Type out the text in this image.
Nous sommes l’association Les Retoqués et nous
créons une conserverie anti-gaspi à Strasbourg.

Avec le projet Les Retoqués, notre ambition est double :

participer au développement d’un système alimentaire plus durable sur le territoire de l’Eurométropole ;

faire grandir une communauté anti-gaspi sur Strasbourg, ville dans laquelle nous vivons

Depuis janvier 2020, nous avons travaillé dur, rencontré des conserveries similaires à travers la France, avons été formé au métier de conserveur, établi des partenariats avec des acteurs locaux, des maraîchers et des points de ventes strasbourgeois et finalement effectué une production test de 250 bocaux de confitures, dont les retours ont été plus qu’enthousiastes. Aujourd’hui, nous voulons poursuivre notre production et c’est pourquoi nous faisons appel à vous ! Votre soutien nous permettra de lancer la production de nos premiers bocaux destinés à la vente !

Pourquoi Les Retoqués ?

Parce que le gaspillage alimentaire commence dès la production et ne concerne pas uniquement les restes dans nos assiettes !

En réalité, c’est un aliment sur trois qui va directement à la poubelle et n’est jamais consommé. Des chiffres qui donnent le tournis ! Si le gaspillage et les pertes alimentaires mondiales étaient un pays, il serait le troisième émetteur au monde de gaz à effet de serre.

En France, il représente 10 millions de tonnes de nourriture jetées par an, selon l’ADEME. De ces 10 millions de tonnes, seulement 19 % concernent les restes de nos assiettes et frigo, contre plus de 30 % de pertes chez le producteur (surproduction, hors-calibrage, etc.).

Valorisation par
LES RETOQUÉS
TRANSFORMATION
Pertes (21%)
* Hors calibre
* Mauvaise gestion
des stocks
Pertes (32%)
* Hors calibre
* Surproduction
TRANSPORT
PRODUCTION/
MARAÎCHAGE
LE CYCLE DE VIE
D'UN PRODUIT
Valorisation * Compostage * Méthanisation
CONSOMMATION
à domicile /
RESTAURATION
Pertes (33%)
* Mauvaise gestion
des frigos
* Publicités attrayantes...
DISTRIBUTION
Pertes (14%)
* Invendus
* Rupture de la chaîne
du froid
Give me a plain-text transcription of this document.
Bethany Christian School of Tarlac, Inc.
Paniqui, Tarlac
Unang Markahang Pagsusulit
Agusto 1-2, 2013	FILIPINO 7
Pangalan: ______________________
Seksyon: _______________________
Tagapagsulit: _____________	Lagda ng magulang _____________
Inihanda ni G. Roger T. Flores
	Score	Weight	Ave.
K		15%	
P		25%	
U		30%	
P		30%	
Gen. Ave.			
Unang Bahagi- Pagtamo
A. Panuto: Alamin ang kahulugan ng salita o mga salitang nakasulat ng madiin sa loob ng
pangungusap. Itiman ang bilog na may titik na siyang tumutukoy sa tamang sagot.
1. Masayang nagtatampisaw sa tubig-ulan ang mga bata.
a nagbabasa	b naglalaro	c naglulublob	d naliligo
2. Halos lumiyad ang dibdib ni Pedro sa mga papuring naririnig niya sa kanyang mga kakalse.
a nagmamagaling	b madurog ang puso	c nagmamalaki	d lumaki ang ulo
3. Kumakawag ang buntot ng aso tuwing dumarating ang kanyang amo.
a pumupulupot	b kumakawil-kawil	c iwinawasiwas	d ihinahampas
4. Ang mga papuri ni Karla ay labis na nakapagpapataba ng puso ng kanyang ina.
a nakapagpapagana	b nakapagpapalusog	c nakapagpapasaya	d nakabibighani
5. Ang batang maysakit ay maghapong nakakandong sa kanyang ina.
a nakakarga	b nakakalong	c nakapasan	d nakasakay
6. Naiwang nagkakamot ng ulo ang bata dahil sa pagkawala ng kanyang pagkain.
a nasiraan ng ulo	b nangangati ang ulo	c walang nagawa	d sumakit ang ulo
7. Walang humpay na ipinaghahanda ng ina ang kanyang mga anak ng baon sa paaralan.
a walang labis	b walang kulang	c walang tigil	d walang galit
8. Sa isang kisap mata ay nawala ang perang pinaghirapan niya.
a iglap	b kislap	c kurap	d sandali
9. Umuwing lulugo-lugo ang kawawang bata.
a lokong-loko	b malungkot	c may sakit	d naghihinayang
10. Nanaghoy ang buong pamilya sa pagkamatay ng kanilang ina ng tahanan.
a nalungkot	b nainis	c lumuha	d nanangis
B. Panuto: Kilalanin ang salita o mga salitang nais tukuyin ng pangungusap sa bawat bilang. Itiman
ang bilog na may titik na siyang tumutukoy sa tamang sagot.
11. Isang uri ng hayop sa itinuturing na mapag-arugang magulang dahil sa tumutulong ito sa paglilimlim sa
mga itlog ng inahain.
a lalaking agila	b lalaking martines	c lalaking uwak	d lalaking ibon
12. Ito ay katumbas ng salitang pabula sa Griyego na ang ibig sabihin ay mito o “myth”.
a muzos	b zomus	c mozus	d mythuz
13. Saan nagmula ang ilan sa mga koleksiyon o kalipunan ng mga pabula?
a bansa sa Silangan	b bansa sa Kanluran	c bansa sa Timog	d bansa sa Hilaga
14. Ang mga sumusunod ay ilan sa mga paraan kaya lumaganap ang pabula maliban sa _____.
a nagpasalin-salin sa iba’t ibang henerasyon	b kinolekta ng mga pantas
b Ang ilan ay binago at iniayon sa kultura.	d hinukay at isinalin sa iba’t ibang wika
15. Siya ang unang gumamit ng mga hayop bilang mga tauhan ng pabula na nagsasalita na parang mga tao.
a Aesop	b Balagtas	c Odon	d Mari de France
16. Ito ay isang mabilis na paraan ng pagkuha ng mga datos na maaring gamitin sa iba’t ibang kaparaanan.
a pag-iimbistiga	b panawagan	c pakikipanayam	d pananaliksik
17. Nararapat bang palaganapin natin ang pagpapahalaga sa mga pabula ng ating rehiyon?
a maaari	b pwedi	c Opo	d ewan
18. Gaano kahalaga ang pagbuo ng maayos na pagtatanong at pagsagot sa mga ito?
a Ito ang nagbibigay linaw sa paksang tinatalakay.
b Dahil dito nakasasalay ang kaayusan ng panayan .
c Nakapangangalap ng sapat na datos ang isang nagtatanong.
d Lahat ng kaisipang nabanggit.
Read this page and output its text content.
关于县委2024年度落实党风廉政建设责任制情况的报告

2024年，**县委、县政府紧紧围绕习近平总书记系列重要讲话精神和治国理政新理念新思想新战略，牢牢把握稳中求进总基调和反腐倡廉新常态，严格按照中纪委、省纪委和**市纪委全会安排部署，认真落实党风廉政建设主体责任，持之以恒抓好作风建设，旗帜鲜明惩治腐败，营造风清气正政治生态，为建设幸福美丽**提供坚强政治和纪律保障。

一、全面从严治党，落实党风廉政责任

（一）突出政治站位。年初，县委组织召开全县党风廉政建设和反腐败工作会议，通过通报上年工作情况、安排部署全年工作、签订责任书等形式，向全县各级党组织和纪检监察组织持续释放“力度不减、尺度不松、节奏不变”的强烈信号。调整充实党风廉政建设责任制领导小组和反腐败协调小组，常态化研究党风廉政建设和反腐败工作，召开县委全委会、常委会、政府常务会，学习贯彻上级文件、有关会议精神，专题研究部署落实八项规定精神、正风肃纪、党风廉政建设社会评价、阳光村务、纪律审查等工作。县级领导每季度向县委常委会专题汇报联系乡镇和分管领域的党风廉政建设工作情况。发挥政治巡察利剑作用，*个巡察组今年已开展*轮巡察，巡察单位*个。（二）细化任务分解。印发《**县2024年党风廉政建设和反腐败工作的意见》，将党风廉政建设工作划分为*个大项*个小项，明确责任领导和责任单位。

* _What you will do_: From the data above, extract every line in its exact form.

* _The solution_:
Type out the text in this image.
Nous sommes l’association Les Retoqués et nous
créons une conserverie anti-gaspi à Strasbourg.

Avec le projet Les Retoqués, notre ambition est double :

participer au développement d’un système alimentaire plus durable sur le territoire de l’Eurométropole ;

faire grandir une communauté anti-gaspi sur Strasbourg, ville dans laquelle nous vivons

Depuis janvier 2020, nous avons travaillé dur, rencontré des conserveries similaires à travers la France, avons été formé au métier de conserveur, établi des partenariats avec des acteurs locaux, des maraîchers et des points de ventes strasbourgeois et finalement effectué une production test de 250 bocaux de confitures, dont les retours ont été plus qu’enthousiastes. Aujourd’hui, nous voulons poursuivre notre production et c’est pourquoi nous faisons appel à vous ! Votre soutien nous permettra de lancer la production de nos premiers bocaux destinés à la vente !

Pourquoi Les Retoqués ?

Parce que le gaspillage alimentaire commence dès la production et ne concerne pas uniquement les restes dans nos assiettes !

En réalité, c’est un aliment sur trois qui va directement à la poubelle et n’est jamais consommé. Des chiffres qui donnent le tournis ! Si le gaspillage et les pertes alimentaires mondiales étaient un pays, il serait le troisième émetteur au monde de gaz à effet de serre.

En France, il représente 10 millions de tonnes de nourriture jetées par an, selon l’ADEME. De ces 10 millions de tonnes, seulement 19 % concernent les restes de nos assiettes et frigo, contre plus de 30 % de pertes chez le producteur (surproduction, hors-calibrage, etc.).

Valorisation par
LES RETOQUÉS
TRANSFORMATION
Pertes (21%)
* Hors calibre
* Mauvaise gestion
des stocks
Pertes (32%)
* Hors calibre
* Surproduction
TRANSPORT
PRODUCTION/
MARAÎCHAGE
LE CYCLE DE VIE
D'UN PRODUIT
Valorisation * Compostage * Méthanisation
CONSOMMATION
à domicile /
RESTAURATION
Pertes (33%)
* Mauvaise gestion
des frigos
* Publicités attrayantes...
DISTRIBUTION
Pertes (14%)
* Invendus
* Rupture de la chaîne
du froid
Give me a plain-text transcription of this document.
Bethany Christian School of Tarlac, Inc.
Paniqui, Tarlac
Unang Markahang Pagsusulit
Agusto 1-2, 2013	FILIPINO 7
Pangalan: ______________________
Seksyon: _______________________
Tagapagsulit: _____________	Lagda ng magulang _____________
Inihanda ni G. Roger T. Flores
	Score	Weight	Ave.
K		15%	
P		25%	
U		30%	
P		30%	
Gen. Ave.			
Unang Bahagi- Pagtamo
A. Panuto: Alamin ang kahulugan ng salita o mga salitang nakasulat ng madiin sa loob ng
pangungusap. Itiman ang bilog na may titik na siyang tumutukoy sa tamang sagot.
1. Masayang nagtatampisaw sa tubig-ulan ang mga bata.
a nagbabasa	b naglalaro	c naglulublob	d naliligo
2. Halos lumiyad ang dibdib ni Pedro sa mga papuring naririnig niya sa kanyang mga kakalse.
a nagmamagaling	b madurog ang puso	c nagmamalaki	d lumaki ang ulo
3. Kumakawag ang buntot ng aso tuwing dumarating ang kanyang amo.
a pumupulupot	b kumakawil-kawil	c iwinawasiwas	d ihinahampas
4. Ang mga papuri ni Karla ay labis na nakapagpapataba ng puso ng kanyang ina.
a nakapagpapagana	b nakapagpapalusog	c nakapagpapasaya	d nakabibighani
5. Ang batang maysakit ay maghapong nakakandong sa kanyang ina.
a nakakarga	b nakakalong	c nakapasan	d nakasakay
6. Naiwang nagkakamot ng ulo ang bata dahil sa pagkawala ng kanyang pagkain.
a nasiraan ng ulo	b nangangati ang ulo	c walang nagawa	d sumakit ang ulo
7. Walang humpay na ipinaghahanda ng ina ang kanyang mga anak ng baon sa paaralan.
a walang labis	b walang kulang	c walang tigil	d walang galit
8. Sa isang kisap mata ay nawala ang perang pinaghirapan niya.
a iglap	b kislap	c kurap	d sandali
9. Umuwing lulugo-lugo ang kawawang bata.
a lokong-loko	b malungkot	c may sakit	d naghihinayang
10. Nanaghoy ang buong pamilya sa pagkamatay ng kanilang ina ng tahanan.
a nalungkot	b nainis	c lumuha	d nanangis
B. Panuto: Kilalanin ang salita o mga salitang nais tukuyin ng pangungusap sa bawat bilang. Itiman
ang bilog na may titik na siyang tumutukoy sa tamang sagot.
11. Isang uri ng hayop sa itinuturing na mapag-arugang magulang dahil sa tumutulong ito sa paglilimlim sa
mga itlog ng inahain.
a lalaking agila	b lalaking martines	c lalaking uwak	d lalaking ibon
12. Ito ay katumbas ng salitang pabula sa Griyego na ang ibig sabihin ay mito o “myth”.
a muzos	b zomus	c mozus	d mythuz
13. Saan nagmula ang ilan sa mga koleksiyon o kalipunan ng mga pabula?
a bansa sa Silangan	b bansa sa Kanluran	c bansa sa Timog	d bansa sa Hilaga
14. Ang mga sumusunod ay ilan sa mga paraan kaya lumaganap ang pabula maliban sa _____.
a nagpasalin-salin sa iba’t ibang henerasyon	b kinolekta ng mga pantas
b Ang ilan ay binago at iniayon sa kultura.	d hinukay at isinalin sa iba’t ibang wika
15. Siya ang unang gumamit ng mga hayop bilang mga tauhan ng pabula na nagsasalita na parang mga tao.
a Aesop	b Balagtas	c Odon	d Mari de France
16. Ito ay isang mabilis na paraan ng pagkuha ng mga datos na maaring gamitin sa iba’t ibang kaparaanan.
a pag-iimbistiga	b panawagan	c pakikipanayam	d pananaliksik
17. Nararapat bang palaganapin natin ang pagpapahalaga sa mga pabula ng ating rehiyon?
a maaari	b pwedi	c Opo	d ewan
18. Gaano kahalaga ang pagbuo ng maayos na pagtatanong at pagsagot sa mga ito?
a Ito ang nagbibigay linaw sa paksang tinatalakay.
b Dahil dito nakasasalay ang kaayusan ng panayan .
c Nakapangangalap ng sapat na datos ang isang nagtatanong.
d Lahat ng kaisipang nabanggit.
Read this page and output its text content.
关于县委2024年度落实党风廉政建设责任制情况的报告

2024年，**县委、县政府紧紧围绕习近平总书记系列重要讲话精神和治国理政新理念新思想新战略，牢牢把握稳中求进总基调和反腐倡廉新常态，严格按照中纪委、省纪委和**市纪委全会安排部署，认真落实党风廉政建设主体责任，持之以恒抓好作风建设，旗帜鲜明惩治腐败，营造风清气正政治生态，为建设幸福美丽**提供坚强政治和纪律保障。

一、全面从严治党，落实党风廉政责任

（一）突出政治站位。年初，县委组织召开全县党风廉政建设和反腐败工作会议，通过通报上年工作情况、安排部署全年工作、签订责任书等形式，向全县各级党组织和纪检监察组织持续释放“力度不减、尺度不松、节奏不变”的强烈信号。调整充实党风廉政建设责任制领导小组和反腐败协调小组，常态化研究党风廉政建设和反腐败工作，召开县委全委会、常委会、政府常务会，学习贯彻上级文件、有关会议精神，专题研究部署落实八项规定精神、正风肃纪、党风廉政建设社会评价、阳光村务、纪律审查等工作。县级领导每季度向县委常委会专题汇报联系乡镇和分管领域的党风廉政建设工作情况。发挥政治巡察利剑作用，*个巡察组今年已开展*轮巡察，巡察单位*个。（二）细化任务分解。印发《**县2024年党风廉政建设和反腐败工作的意见》，将党风廉政建设工作划分为*个大项*个小项，明确责任领导和责任单位。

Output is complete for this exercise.